SHORT EXERCISE => Under this task are some entries; return every one of them exactly.

RECORD EXCERPTS =>
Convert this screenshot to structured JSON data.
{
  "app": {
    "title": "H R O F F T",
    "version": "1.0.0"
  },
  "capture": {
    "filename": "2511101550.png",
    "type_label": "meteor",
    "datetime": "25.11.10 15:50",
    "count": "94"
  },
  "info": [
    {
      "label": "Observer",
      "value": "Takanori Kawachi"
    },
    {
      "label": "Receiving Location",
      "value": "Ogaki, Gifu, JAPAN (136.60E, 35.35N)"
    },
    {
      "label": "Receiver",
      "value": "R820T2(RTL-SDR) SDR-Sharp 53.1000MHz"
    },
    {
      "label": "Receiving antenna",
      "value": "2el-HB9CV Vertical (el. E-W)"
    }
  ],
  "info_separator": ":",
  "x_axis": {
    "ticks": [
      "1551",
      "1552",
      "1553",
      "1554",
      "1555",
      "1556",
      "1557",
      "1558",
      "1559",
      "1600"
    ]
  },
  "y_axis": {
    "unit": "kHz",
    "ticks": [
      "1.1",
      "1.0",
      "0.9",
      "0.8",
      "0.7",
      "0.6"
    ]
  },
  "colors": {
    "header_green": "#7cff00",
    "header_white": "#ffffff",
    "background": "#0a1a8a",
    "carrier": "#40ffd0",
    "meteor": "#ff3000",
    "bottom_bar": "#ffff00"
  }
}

TASK SOLUTION =>
Convert this screenshot to structured JSON data.
{
  "app": {
    "title": "H R O F F T",
    "version": "1.0.0"
  },
  "capture": {
    "filename": "2511101550.png",
    "type_label": "meteor",
    "datetime": "25.11.10 15:50",
    "count": "94"
  },
  "info": [
    {
      "label": "Observer",
      "value": "Takanori Kawachi"
    },
    {
      "label": "Receiving Location",
      "value": "Ogaki, Gifu, JAPAN (136.60E, 35.35N)"
    },
    {
      "label": "Receiver",
      "value": "R820T2(RTL-SDR) SDR-Sharp 53.1000MHz"
    },
    {
      "label": "Receiving antenna",
      "value": "2el-HB9CV Vertical (el. E-W)"
    }
  ],
  "info_separator": ":",
  "x_axis": {
    "ticks": [
      "1551",
      "1552",
      "1553",
      "1554",
      "1555",
      "1556",
      "1557",
      "1558",
      "1559",
      "1600"
    ]
  },
  "y_axis": {
    "unit": "kHz",
    "ticks": [
      "1.1",
      "1.0",
      "0.9",
      "0.8",
      "0.7",
      "0.6"
    ]
  },
  "colors": {
    "header_green": "#7cff00",
    "header_white": "#ffffff",
    "background": "#0a1a8a",
    "carrier": "#40ffd0",
    "meteor": "#ff3000",
    "bottom_bar": "#ffff00"
  }
}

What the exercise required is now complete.